What you will do:
- a) Answer these questions about the passage on testimony meetings, giving each answer on its own line with the same mark.
(i) According to the speaker, what do testimony meetings sometimes do?
(ii) In the sample testimony, when was the person testifying saved?
(iii) In the sample testimony, what is the person's heart burning up with?
- b) Reproduce the passage on testimony meetings between "916-201 Then, you" and "they really do.", inclusive.
- c) Resume the passage on testimony meetings after its last sentence, keeping its speaking style.

Passage to read:
+===+
916-201 Then, you know, people will get up and say, "Well, I tell you, let's have a good testimony meeting." See? Now, I don't mean any critics on this; I just mean to tell you truth. I mean to tell you truth. See? I've found testimony meetings of more--they--they do more harm sometimes than good (See?); they really do.
Now, if somebody would have a red-hot testimony in time of a revival, you know, and you're having a revival on, you know, a meeting, somebody got saved and just wanting to say a word, well, bless God, let him unload his soul (You see?) if he--if he wants to--if he wants to do that (See?), just in time of revival, say, "I just want to say, 'Thank the Lord for what He's done for me.' He saved me last week, and my heart's a-burning up with the glory of God. Thanks be to God," set down. Amen. That's fine, go on. See, that's all right.
+===+
Information provided:
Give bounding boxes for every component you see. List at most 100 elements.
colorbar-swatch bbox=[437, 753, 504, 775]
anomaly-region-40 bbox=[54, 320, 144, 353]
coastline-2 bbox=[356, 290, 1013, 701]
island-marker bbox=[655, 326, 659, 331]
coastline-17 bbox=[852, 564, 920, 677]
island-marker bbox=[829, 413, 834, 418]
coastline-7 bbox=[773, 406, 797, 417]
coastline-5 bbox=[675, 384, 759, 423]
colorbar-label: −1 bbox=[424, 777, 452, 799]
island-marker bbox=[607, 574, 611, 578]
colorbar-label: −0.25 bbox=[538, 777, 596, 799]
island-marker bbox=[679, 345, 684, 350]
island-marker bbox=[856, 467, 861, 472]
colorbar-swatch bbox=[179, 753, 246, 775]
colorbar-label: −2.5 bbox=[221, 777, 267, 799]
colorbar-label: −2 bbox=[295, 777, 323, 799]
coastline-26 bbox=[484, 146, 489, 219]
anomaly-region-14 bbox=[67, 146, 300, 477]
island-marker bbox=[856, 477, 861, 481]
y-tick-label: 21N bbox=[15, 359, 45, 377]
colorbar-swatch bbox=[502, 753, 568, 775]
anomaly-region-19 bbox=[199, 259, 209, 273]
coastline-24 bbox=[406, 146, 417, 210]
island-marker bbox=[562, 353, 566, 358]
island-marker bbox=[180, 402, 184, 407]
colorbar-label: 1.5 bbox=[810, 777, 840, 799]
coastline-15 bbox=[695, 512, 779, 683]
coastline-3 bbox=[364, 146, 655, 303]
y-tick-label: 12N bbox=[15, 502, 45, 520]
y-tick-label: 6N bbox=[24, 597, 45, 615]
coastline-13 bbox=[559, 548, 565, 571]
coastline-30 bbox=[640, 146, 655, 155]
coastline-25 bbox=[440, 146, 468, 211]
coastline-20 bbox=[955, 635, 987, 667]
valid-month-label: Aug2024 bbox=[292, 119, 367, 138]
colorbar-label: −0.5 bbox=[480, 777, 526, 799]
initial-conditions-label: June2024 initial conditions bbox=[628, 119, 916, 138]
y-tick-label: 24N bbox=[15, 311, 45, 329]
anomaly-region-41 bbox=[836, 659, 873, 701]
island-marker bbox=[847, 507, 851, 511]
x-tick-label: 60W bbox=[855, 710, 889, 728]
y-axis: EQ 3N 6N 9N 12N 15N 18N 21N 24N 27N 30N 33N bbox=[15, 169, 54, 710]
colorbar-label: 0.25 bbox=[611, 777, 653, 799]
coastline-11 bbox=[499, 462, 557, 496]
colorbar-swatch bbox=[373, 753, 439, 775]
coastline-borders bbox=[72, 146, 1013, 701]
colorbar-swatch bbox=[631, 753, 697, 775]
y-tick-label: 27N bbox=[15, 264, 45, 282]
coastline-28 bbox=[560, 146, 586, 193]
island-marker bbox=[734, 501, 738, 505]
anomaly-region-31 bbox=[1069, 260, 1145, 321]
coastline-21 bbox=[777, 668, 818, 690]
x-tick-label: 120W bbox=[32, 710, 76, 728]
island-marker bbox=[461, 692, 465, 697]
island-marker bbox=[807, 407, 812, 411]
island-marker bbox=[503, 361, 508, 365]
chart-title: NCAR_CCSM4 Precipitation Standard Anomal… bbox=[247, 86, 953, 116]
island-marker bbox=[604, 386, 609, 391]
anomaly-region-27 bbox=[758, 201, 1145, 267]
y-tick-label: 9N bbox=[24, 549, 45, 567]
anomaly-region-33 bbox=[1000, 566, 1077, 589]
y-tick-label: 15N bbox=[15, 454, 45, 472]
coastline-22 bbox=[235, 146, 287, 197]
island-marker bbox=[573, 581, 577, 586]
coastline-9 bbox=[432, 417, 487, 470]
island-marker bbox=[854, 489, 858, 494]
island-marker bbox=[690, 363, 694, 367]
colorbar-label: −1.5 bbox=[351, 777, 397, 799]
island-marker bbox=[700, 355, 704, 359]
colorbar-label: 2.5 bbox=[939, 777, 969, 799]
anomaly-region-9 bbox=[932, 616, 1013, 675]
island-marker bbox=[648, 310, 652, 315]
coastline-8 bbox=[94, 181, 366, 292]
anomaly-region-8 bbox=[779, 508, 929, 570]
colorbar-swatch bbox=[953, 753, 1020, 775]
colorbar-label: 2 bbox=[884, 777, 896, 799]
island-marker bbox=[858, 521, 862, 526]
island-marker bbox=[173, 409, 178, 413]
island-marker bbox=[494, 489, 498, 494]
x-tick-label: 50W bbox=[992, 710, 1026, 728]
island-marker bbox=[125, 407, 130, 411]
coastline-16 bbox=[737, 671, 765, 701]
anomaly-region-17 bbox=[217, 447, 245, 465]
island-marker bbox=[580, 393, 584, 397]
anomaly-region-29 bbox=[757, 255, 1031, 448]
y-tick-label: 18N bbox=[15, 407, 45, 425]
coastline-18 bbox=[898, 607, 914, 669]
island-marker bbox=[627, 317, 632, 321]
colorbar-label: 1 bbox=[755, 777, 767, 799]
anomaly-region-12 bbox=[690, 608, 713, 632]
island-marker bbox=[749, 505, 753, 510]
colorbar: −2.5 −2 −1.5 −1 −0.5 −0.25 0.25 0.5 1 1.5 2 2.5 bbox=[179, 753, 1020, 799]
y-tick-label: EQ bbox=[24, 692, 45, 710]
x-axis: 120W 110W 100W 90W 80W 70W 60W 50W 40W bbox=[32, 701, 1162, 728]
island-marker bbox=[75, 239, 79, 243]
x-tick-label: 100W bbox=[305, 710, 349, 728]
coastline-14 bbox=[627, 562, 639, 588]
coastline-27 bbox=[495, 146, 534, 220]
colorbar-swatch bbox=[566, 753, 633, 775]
+===+
Answers for the exercise:
- a)
(i) They do more harm than good.
(ii) Last week.
(iii) The glory of God.

- b)
916-201 Then, you know, people will get up and say, "Well, I tell you, let's have a good testimony meeting." See? Now, I don't mean any critics on this; I just mean to tell you truth. I mean to tell you truth. See? I've found testimony meetings of more--they--they do more harm sometimes than good (See?); they really do.

- c)
916-203 But when you say, "Now come on. Who's next? Who's next? Now, let us hear a word; let us hear a word of testimony." Now, if you got a meeting set aside, a certain night for that (See?), you're going to. "Tonight... next Wednesday night, instead of prayer meeting, it's going to be a testimony meeting. We want everybody to come in, and it's going to be testimonial meeting." Then when they come to--to the place to give testimonies, read the Word, have prayer, and then say, "Now, we have announced this is testimony night." So let people testify for that hour or forty-five minutes, or thirty minutes, or whatever it is, and then--then go ahead like that. See what I mean? And I think it will help your congregation; it'll help everything, altogether, if you do it that way.

916-204 Now, I'm getting late. So, brothers, brethren, these are the best of my knowledge. I see what's on your heart; this is the best of my knowledge the questions that you have asked. Now, from now on you know. And if it's ever in your mind, come to the tape. Ask that... Listen to the tape. If it's for deacons, trustees, or whatever it is, let the tape be played. Let it be played to the congregation out there if they want to hear it. All right. And that's--that is the best of my knowledge to the will of God for this Tabernacle here at Eighth and Penn Street, and that's the way I'm commissioning you brothers to carry this out under the leadership of the Holy Spirit, with all kindness and love, showing your grace before people that you are Christians. And Christians don't mean a baby that can be pushed around anywhere, that means "a man that's full of love, but just--just as full of love for God as he is for the congregation." See what I mean?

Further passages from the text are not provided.